## START

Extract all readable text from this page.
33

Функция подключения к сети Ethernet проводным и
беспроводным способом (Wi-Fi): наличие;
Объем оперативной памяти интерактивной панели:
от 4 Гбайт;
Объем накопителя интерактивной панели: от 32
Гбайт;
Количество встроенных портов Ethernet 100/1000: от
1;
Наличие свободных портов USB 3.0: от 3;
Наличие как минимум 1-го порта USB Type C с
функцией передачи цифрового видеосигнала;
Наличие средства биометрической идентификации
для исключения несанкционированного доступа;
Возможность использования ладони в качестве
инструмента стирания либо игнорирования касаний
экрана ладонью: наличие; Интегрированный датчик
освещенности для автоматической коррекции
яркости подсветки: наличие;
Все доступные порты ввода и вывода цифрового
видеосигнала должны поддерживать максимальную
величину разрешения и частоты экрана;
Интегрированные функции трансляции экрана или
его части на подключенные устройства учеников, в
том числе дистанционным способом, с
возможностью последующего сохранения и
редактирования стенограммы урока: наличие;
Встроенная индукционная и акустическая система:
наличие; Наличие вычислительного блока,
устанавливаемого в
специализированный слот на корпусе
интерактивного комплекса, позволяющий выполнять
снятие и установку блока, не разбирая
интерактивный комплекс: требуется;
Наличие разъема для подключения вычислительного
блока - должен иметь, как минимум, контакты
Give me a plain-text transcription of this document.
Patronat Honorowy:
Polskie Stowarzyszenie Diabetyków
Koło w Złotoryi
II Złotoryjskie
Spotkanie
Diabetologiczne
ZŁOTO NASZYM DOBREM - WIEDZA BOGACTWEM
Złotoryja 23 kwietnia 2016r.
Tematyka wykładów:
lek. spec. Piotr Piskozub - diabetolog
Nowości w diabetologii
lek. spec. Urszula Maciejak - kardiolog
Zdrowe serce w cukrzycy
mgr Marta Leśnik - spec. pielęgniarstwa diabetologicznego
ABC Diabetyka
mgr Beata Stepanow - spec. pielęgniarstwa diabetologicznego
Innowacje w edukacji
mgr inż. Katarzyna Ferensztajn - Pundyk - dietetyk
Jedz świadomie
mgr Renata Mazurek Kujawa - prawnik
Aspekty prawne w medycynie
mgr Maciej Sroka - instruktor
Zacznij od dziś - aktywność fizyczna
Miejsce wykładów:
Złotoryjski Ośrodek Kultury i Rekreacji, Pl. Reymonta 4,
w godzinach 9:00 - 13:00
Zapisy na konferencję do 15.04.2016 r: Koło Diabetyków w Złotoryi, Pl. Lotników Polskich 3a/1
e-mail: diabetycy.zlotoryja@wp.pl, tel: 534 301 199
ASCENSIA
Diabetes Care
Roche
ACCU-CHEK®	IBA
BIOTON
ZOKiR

## END

## What is expected
Transcribe all entries exactly as they are given.

## Exercise answer
Extract all readable text from this page.
33

Функция подключения к сети Ethernet проводным и
беспроводным способом (Wi-Fi): наличие;
Объем оперативной памяти интерактивной панели:
от 4 Гбайт;
Объем накопителя интерактивной панели: от 32
Гбайт;
Количество встроенных портов Ethernet 100/1000: от
1;
Наличие свободных портов USB 3.0: от 3;
Наличие как минимум 1-го порта USB Type C с
функцией передачи цифрового видеосигнала;
Наличие средства биометрической идентификации
для исключения несанкционированного доступа;
Возможность использования ладони в качестве
инструмента стирания либо игнорирования касаний
экрана ладонью: наличие; Интегрированный датчик
освещенности для автоматической коррекции
яркости подсветки: наличие;
Все доступные порты ввода и вывода цифрового
видеосигнала должны поддерживать максимальную
величину разрешения и частоты экрана;
Интегрированные функции трансляции экрана или
его части на подключенные устройства учеников, в
том числе дистанционным способом, с
возможностью последующего сохранения и
редактирования стенограммы урока: наличие;
Встроенная индукционная и акустическая система:
наличие; Наличие вычислительного блока,
устанавливаемого в
специализированный слот на корпусе
интерактивного комплекса, позволяющий выполнять
снятие и установку блока, не разбирая
интерактивный комплекс: требуется;
Наличие разъема для подключения вычислительного
блока - должен иметь, как минимум, контакты
Give me a plain-text transcription of this document.
Patronat Honorowy:
Polskie Stowarzyszenie Diabetyków
Koło w Złotoryi
II Złotoryjskie
Spotkanie
Diabetologiczne
ZŁOTO NASZYM DOBREM - WIEDZA BOGACTWEM
Złotoryja 23 kwietnia 2016r.
Tematyka wykładów:
lek. spec. Piotr Piskozub - diabetolog
Nowości w diabetologii
lek. spec. Urszula Maciejak - kardiolog
Zdrowe serce w cukrzycy
mgr Marta Leśnik - spec. pielęgniarstwa diabetologicznego
ABC Diabetyka
mgr Beata Stepanow - spec. pielęgniarstwa diabetologicznego
Innowacje w edukacji
mgr inż. Katarzyna Ferensztajn - Pundyk - dietetyk
Jedz świadomie
mgr Renata Mazurek Kujawa - prawnik
Aspekty prawne w medycynie
mgr Maciej Sroka - instruktor
Zacznij od dziś - aktywność fizyczna
Miejsce wykładów:
Złotoryjski Ośrodek Kultury i Rekreacji, Pl. Reymonta 4,
w godzinach 9:00 - 13:00
Zapisy na konferencję do 15.04.2016 r: Koło Diabetyków w Złotoryi, Pl. Lotników Polskich 3a/1
e-mail: diabetycy.zlotoryja@wp.pl, tel: 534 301 199
ASCENSIA
Diabetes Care
Roche
ACCU-CHEK®	IBA
BIOTON
ZOKiR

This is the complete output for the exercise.